Write out the material below again, unchanged.

[Figure contents as structured data]
□ □ □ □ □

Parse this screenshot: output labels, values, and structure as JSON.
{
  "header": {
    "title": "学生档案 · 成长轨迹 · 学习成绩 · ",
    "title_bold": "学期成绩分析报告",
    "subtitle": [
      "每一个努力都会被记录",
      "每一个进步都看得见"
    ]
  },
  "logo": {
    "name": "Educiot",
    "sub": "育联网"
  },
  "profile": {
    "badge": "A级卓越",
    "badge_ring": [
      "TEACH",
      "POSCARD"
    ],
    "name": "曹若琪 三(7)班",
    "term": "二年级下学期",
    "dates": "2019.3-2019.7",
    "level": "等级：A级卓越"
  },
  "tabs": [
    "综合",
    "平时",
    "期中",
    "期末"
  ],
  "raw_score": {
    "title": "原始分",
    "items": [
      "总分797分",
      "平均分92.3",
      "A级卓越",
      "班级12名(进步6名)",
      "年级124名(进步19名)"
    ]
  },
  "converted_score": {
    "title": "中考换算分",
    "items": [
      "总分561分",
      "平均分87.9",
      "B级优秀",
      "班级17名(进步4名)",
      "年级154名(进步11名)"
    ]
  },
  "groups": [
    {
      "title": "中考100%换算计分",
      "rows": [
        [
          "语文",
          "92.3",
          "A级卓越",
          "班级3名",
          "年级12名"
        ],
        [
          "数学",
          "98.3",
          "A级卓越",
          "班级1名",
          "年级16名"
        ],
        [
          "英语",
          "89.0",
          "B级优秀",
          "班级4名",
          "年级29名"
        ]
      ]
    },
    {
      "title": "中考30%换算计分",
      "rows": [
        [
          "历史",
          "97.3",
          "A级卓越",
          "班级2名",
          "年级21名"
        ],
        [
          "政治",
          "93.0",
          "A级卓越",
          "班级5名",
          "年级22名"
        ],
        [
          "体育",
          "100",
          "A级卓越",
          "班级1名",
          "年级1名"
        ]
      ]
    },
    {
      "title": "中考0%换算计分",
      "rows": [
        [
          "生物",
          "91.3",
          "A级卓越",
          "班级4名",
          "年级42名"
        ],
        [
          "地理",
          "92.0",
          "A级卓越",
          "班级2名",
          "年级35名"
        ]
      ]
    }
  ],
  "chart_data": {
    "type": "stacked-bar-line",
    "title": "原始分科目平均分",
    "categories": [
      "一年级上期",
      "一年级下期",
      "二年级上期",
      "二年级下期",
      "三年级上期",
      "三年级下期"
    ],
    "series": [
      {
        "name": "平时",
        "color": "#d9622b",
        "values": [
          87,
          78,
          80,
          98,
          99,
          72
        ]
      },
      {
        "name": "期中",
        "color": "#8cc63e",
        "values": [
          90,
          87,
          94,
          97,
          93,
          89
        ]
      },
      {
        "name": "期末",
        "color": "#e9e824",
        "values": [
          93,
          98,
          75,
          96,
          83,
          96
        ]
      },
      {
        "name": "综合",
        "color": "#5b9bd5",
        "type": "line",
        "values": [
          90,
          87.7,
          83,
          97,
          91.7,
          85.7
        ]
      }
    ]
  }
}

□ □ □ □ □

COMPLETE RESPONSE →
Parse this screenshot: output labels, values, and structure as JSON.
{
  "header": {
    "title": "学生档案 · 成长轨迹 · 学习成绩 · ",
    "title_bold": "学期成绩分析报告",
    "subtitle": [
      "每一个努力都会被记录",
      "每一个进步都看得见"
    ]
  },
  "logo": {
    "name": "Educiot",
    "sub": "育联网"
  },
  "profile": {
    "badge": "A级卓越",
    "badge_ring": [
      "TEACH",
      "POSCARD"
    ],
    "name": "曹若琪 三(7)班",
    "term": "二年级下学期",
    "dates": "2019.3-2019.7",
    "level": "等级：A级卓越"
  },
  "tabs": [
    "综合",
    "平时",
    "期中",
    "期末"
  ],
  "raw_score": {
    "title": "原始分",
    "items": [
      "总分797分",
      "平均分92.3",
      "A级卓越",
      "班级12名(进步6名)",
      "年级124名(进步19名)"
    ]
  },
  "converted_score": {
    "title": "中考换算分",
    "items": [
      "总分561分",
      "平均分87.9",
      "B级优秀",
      "班级17名(进步4名)",
      "年级154名(进步11名)"
    ]
  },
  "groups": [
    {
      "title": "中考100%换算计分",
      "rows": [
        [
          "语文",
          "92.3",
          "A级卓越",
          "班级3名",
          "年级12名"
        ],
        [
          "数学",
          "98.3",
          "A级卓越",
          "班级1名",
          "年级16名"
        ],
        [
          "英语",
          "89.0",
          "B级优秀",
          "班级4名",
          "年级29名"
        ]
      ]
    },
    {
      "title": "中考30%换算计分",
      "rows": [
        [
          "历史",
          "97.3",
          "A级卓越",
          "班级2名",
          "年级21名"
        ],
        [
          "政治",
          "93.0",
          "A级卓越",
          "班级5名",
          "年级22名"
        ],
        [
          "体育",
          "100",
          "A级卓越",
          "班级1名",
          "年级1名"
        ]
      ]
    },
    {
      "title": "中考0%换算计分",
      "rows": [
        [
          "生物",
          "91.3",
          "A级卓越",
          "班级4名",
          "年级42名"
        ],
        [
          "地理",
          "92.0",
          "A级卓越",
          "班级2名",
          "年级35名"
        ]
      ]
    }
  ],
  "chart_data": {
    "type": "stacked-bar-line",
    "title": "原始分科目平均分",
    "categories": [
      "一年级上期",
      "一年级下期",
      "二年级上期",
      "二年级下期",
      "三年级上期",
      "三年级下期"
    ],
    "series": [
      {
        "name": "平时",
        "color": "#d9622b",
        "values": [
          87,
          78,
          80,
          98,
          99,
          72
        ]
      },
      {
        "name": "期中",
        "color": "#8cc63e",
        "values": [
          90,
          87,
          94,
          97,
          93,
          89
        ]
      },
      {
        "name": "期末",
        "color": "#e9e824",
        "values": [
          93,
          98,
          75,
          96,
          83,
          96
        ]
      },
      {
        "name": "综合",
        "color": "#5b9bd5",
        "type": "line",
        "values": [
          90,
          87.7,
          83,
          97,
          91.7,
          85.7
        ]
      }
    ]
  }
}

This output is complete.